* Start *

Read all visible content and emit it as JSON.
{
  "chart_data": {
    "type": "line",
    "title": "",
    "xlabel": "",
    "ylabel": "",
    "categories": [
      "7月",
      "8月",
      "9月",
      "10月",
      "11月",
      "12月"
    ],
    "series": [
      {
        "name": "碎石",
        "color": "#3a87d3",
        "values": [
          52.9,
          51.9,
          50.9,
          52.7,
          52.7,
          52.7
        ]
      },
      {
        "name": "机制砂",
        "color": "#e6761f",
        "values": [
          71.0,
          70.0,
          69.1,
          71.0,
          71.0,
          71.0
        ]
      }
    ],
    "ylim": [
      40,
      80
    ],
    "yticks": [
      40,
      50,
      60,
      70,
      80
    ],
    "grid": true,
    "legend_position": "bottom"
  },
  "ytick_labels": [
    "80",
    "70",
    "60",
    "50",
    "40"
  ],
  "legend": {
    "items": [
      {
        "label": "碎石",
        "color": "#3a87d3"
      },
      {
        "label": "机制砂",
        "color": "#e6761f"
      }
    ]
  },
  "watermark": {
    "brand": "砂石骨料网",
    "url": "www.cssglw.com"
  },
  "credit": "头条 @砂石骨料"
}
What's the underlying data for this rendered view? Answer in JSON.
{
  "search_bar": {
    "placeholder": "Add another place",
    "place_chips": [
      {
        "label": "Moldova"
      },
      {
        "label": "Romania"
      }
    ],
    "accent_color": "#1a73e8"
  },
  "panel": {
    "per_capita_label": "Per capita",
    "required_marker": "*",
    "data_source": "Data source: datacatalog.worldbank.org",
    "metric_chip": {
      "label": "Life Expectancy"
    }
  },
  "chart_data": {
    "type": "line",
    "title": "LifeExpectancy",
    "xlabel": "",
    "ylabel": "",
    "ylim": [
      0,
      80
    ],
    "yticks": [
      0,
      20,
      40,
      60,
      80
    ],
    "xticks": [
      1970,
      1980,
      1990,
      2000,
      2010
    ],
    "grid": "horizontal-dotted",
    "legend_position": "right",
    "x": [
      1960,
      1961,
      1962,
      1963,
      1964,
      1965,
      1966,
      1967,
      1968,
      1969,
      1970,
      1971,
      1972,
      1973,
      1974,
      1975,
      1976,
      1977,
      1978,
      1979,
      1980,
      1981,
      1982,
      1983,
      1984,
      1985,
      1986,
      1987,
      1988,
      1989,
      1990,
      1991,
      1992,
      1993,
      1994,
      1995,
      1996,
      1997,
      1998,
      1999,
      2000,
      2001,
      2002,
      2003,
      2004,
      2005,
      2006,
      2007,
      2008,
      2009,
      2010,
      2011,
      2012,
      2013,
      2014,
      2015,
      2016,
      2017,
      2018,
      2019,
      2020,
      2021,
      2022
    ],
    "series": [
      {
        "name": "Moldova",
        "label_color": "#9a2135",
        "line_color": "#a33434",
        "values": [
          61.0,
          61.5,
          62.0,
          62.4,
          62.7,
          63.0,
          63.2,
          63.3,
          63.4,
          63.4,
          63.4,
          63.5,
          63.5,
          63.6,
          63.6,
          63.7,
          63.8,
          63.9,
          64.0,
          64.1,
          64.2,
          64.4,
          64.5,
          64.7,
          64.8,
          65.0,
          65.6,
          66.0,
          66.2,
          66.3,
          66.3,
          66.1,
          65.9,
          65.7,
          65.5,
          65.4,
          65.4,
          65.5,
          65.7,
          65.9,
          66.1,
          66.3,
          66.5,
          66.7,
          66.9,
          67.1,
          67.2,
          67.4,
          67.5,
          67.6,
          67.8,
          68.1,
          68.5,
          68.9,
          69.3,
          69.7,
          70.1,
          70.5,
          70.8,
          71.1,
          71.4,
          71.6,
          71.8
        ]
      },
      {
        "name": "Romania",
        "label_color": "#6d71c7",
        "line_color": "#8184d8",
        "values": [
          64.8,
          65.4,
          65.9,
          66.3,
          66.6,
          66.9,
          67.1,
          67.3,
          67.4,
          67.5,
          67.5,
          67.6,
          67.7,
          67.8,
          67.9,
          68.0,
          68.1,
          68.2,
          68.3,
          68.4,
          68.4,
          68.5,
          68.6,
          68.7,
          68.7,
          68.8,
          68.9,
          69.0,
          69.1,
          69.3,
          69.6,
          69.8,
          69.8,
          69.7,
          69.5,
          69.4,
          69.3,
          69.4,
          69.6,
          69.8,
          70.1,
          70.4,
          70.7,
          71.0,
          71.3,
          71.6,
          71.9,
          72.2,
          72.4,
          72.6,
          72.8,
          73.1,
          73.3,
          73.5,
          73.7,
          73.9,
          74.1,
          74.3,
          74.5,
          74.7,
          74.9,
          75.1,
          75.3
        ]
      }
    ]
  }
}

* End *

What this task involves
Output the listing above word for word.

The result
Read all visible content and emit it as JSON.
{
  "chart_data": {
    "type": "line",
    "title": "",
    "xlabel": "",
    "ylabel": "",
    "categories": [
      "7月",
      "8月",
      "9月",
      "10月",
      "11月",
      "12月"
    ],
    "series": [
      {
        "name": "碎石",
        "color": "#3a87d3",
        "values": [
          52.9,
          51.9,
          50.9,
          52.7,
          52.7,
          52.7
        ]
      },
      {
        "name": "机制砂",
        "color": "#e6761f",
        "values": [
          71.0,
          70.0,
          69.1,
          71.0,
          71.0,
          71.0
        ]
      }
    ],
    "ylim": [
      40,
      80
    ],
    "yticks": [
      40,
      50,
      60,
      70,
      80
    ],
    "grid": true,
    "legend_position": "bottom"
  },
  "ytick_labels": [
    "80",
    "70",
    "60",
    "50",
    "40"
  ],
  "legend": {
    "items": [
      {
        "label": "碎石",
        "color": "#3a87d3"
      },
      {
        "label": "机制砂",
        "color": "#e6761f"
      }
    ]
  },
  "watermark": {
    "brand": "砂石骨料网",
    "url": "www.cssglw.com"
  },
  "credit": "头条 @砂石骨料"
}
What's the underlying data for this rendered view? Answer in JSON.
{
  "search_bar": {
    "placeholder": "Add another place",
    "place_chips": [
      {
        "label": "Moldova"
      },
      {
        "label": "Romania"
      }
    ],
    "accent_color": "#1a73e8"
  },
  "panel": {
    "per_capita_label": "Per capita",
    "required_marker": "*",
    "data_source": "Data source: datacatalog.worldbank.org",
    "metric_chip": {
      "label": "Life Expectancy"
    }
  },
  "chart_data": {
    "type": "line",
    "title": "LifeExpectancy",
    "xlabel": "",
    "ylabel": "",
    "ylim": [
      0,
      80
    ],
    "yticks": [
      0,
      20,
      40,
      60,
      80
    ],
    "xticks": [
      1970,
      1980,
      1990,
      2000,
      2010
    ],
    "grid": "horizontal-dotted",
    "legend_position": "right",
    "x": [
      1960,
      1961,
      1962,
      1963,
      1964,
      1965,
      1966,
      1967,
      1968,
      1969,
      1970,
      1971,
      1972,
      1973,
      1974,
      1975,
      1976,
      1977,
      1978,
      1979,
      1980,
      1981,
      1982,
      1983,
      1984,
      1985,
      1986,
      1987,
      1988,
      1989,
      1990,
      1991,
      1992,
      1993,
      1994,
      1995,
      1996,
      1997,
      1998,
      1999,
      2000,
      2001,
      2002,
      2003,
      2004,
      2005,
      2006,
      2007,
      2008,
      2009,
      2010,
      2011,
      2012,
      2013,
      2014,
      2015,
      2016,
      2017,
      2018,
      2019,
      2020,
      2021,
      2022
    ],
    "series": [
      {
        "name": "Moldova",
        "label_color": "#9a2135",
        "line_color": "#a33434",
        "values": [
          61.0,
          61.5,
          62.0,
          62.4,
          62.7,
          63.0,
          63.2,
          63.3,
          63.4,
          63.4,
          63.4,
          63.5,
          63.5,
          63.6,
          63.6,
          63.7,
          63.8,
          63.9,
          64.0,
          64.1,
          64.2,
          64.4,
          64.5,
          64.7,
          64.8,
          65.0,
          65.6,
          66.0,
          66.2,
          66.3,
          66.3,
          66.1,
          65.9,
          65.7,
          65.5,
          65.4,
          65.4,
          65.5,
          65.7,
          65.9,
          66.1,
          66.3,
          66.5,
          66.7,
          66.9,
          67.1,
          67.2,
          67.4,
          67.5,
          67.6,
          67.8,
          68.1,
          68.5,
          68.9,
          69.3,
          69.7,
          70.1,
          70.5,
          70.8,
          71.1,
          71.4,
          71.6,
          71.8
        ]
      },
      {
        "name": "Romania",
        "label_color": "#6d71c7",
        "line_color": "#8184d8",
        "values": [
          64.8,
          65.4,
          65.9,
          66.3,
          66.6,
          66.9,
          67.1,
          67.3,
          67.4,
          67.5,
          67.5,
          67.6,
          67.7,
          67.8,
          67.9,
          68.0,
          68.1,
          68.2,
          68.3,
          68.4,
          68.4,
          68.5,
          68.6,
          68.7,
          68.7,
          68.8,
          68.9,
          69.0,
          69.1,
          69.3,
          69.6,
          69.8,
          69.8,
          69.7,
          69.5,
          69.4,
          69.3,
          69.4,
          69.6,
          69.8,
          70.1,
          70.4,
          70.7,
          71.0,
          71.3,
          71.6,
          71.9,
          72.2,
          72.4,
          72.6,
          72.8,
          73.1,
          73.3,
          73.5,
          73.7,
          73.9,
          74.1,
          74.3,
          74.5,
          74.7,
          74.9,
          75.1,
          75.3
        ]
      }
    ]
  }
}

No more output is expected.